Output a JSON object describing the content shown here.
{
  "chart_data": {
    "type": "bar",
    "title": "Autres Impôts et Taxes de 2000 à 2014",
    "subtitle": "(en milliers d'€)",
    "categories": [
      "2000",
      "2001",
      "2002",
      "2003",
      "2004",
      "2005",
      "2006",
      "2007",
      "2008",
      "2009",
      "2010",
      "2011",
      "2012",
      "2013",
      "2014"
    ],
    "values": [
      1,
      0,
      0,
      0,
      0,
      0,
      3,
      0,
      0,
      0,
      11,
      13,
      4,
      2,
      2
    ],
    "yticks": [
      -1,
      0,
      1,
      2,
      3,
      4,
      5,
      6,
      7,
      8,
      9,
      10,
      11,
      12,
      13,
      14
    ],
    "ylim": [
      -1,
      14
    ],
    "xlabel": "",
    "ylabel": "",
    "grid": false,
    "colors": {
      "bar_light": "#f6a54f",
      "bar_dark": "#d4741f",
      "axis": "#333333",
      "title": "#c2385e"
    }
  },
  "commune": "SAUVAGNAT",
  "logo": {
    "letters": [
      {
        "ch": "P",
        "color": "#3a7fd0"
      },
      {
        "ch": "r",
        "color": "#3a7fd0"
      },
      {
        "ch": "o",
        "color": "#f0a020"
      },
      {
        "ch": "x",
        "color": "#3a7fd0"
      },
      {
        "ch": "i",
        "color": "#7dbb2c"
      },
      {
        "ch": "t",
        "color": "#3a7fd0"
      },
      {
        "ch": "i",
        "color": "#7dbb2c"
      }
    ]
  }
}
#####
Copy out each line exactly.

Output a JSON object describing the content shown here.
{
  "chart_data": {
    "type": "bar",
    "title": "Autres Impôts et Taxes de 2000 à 2014",
    "subtitle": "(en milliers d'€)",
    "categories": [
      "2000",
      "2001",
      "2002",
      "2003",
      "2004",
      "2005",
      "2006",
      "2007",
      "2008",
      "2009",
      "2010",
      "2011",
      "2012",
      "2013",
      "2014"
    ],
    "values": [
      1,
      0,
      0,
      0,
      0,
      0,
      3,
      0,
      0,
      0,
      11,
      13,
      4,
      2,
      2
    ],
    "yticks": [
      -1,
      0,
      1,
      2,
      3,
      4,
      5,
      6,
      7,
      8,
      9,
      10,
      11,
      12,
      13,
      14
    ],
    "ylim": [
      -1,
      14
    ],
    "xlabel": "",
    "ylabel": "",
    "grid": false,
    "colors": {
      "bar_light": "#f6a54f",
      "bar_dark": "#d4741f",
      "axis": "#333333",
      "title": "#c2385e"
    }
  },
  "commune": "SAUVAGNAT",
  "logo": {
    "letters": [
      {
        "ch": "P",
        "color": "#3a7fd0"
      },
      {
        "ch": "r",
        "color": "#3a7fd0"
      },
      {
        "ch": "o",
        "color": "#f0a020"
      },
      {
        "ch": "x",
        "color": "#3a7fd0"
      },
      {
        "ch": "i",
        "color": "#7dbb2c"
      },
      {
        "ch": "t",
        "color": "#3a7fd0"
      },
      {
        "ch": "i",
        "color": "#7dbb2c"
      }
    ]
  }
}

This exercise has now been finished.